→ Stored data:
· · · ·
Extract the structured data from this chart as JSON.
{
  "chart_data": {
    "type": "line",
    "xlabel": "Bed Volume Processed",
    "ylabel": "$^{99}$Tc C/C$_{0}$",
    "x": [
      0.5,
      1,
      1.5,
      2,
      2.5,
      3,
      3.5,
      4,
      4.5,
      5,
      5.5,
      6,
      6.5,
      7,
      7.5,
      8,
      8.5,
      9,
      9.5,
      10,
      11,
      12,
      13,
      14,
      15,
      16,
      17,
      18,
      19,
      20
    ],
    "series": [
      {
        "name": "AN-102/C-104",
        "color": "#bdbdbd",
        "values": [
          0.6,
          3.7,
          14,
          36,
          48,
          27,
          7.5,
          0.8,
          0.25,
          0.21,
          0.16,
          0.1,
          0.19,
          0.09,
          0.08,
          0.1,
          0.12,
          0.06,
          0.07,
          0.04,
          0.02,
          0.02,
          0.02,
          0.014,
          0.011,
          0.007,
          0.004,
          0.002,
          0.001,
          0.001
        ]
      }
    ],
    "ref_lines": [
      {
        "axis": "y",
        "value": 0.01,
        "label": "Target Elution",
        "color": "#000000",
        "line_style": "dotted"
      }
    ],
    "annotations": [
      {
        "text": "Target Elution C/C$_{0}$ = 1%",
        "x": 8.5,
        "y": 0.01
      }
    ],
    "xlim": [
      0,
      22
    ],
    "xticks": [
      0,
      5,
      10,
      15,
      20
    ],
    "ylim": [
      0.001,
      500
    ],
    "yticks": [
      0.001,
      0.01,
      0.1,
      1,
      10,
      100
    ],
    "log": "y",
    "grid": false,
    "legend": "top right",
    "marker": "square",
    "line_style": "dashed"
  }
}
· · · ·
→ TASK BRIEF:
Copy out each line exactly.

→ EXPECTED ANSWER:
Extract the structured data from this chart as JSON.
{
  "chart_data": {
    "type": "line",
    "xlabel": "Bed Volume Processed",
    "ylabel": "$^{99}$Tc C/C$_{0}$",
    "x": [
      0.5,
      1,
      1.5,
      2,
      2.5,
      3,
      3.5,
      4,
      4.5,
      5,
      5.5,
      6,
      6.5,
      7,
      7.5,
      8,
      8.5,
      9,
      9.5,
      10,
      11,
      12,
      13,
      14,
      15,
      16,
      17,
      18,
      19,
      20
    ],
    "series": [
      {
        "name": "AN-102/C-104",
        "color": "#bdbdbd",
        "values": [
          0.6,
          3.7,
          14,
          36,
          48,
          27,
          7.5,
          0.8,
          0.25,
          0.21,
          0.16,
          0.1,
          0.19,
          0.09,
          0.08,
          0.1,
          0.12,
          0.06,
          0.07,
          0.04,
          0.02,
          0.02,
          0.02,
          0.014,
          0.011,
          0.007,
          0.004,
          0.002,
          0.001,
          0.001
        ]
      }
    ],
    "ref_lines": [
      {
        "axis": "y",
        "value": 0.01,
        "label": "Target Elution",
        "color": "#000000",
        "line_style": "dotted"
      }
    ],
    "annotations": [
      {
        "text": "Target Elution C/C$_{0}$ = 1%",
        "x": 8.5,
        "y": 0.01
      }
    ],
    "xlim": [
      0,
      22
    ],
    "xticks": [
      0,
      5,
      10,
      15,
      20
    ],
    "ylim": [
      0.001,
      500
    ],
    "yticks": [
      0.001,
      0.01,
      0.1,
      1,
      10,
      100
    ],
    "log": "y",
    "grid": false,
    "legend": "top right",
    "marker": "square",
    "line_style": "dashed"
  }
}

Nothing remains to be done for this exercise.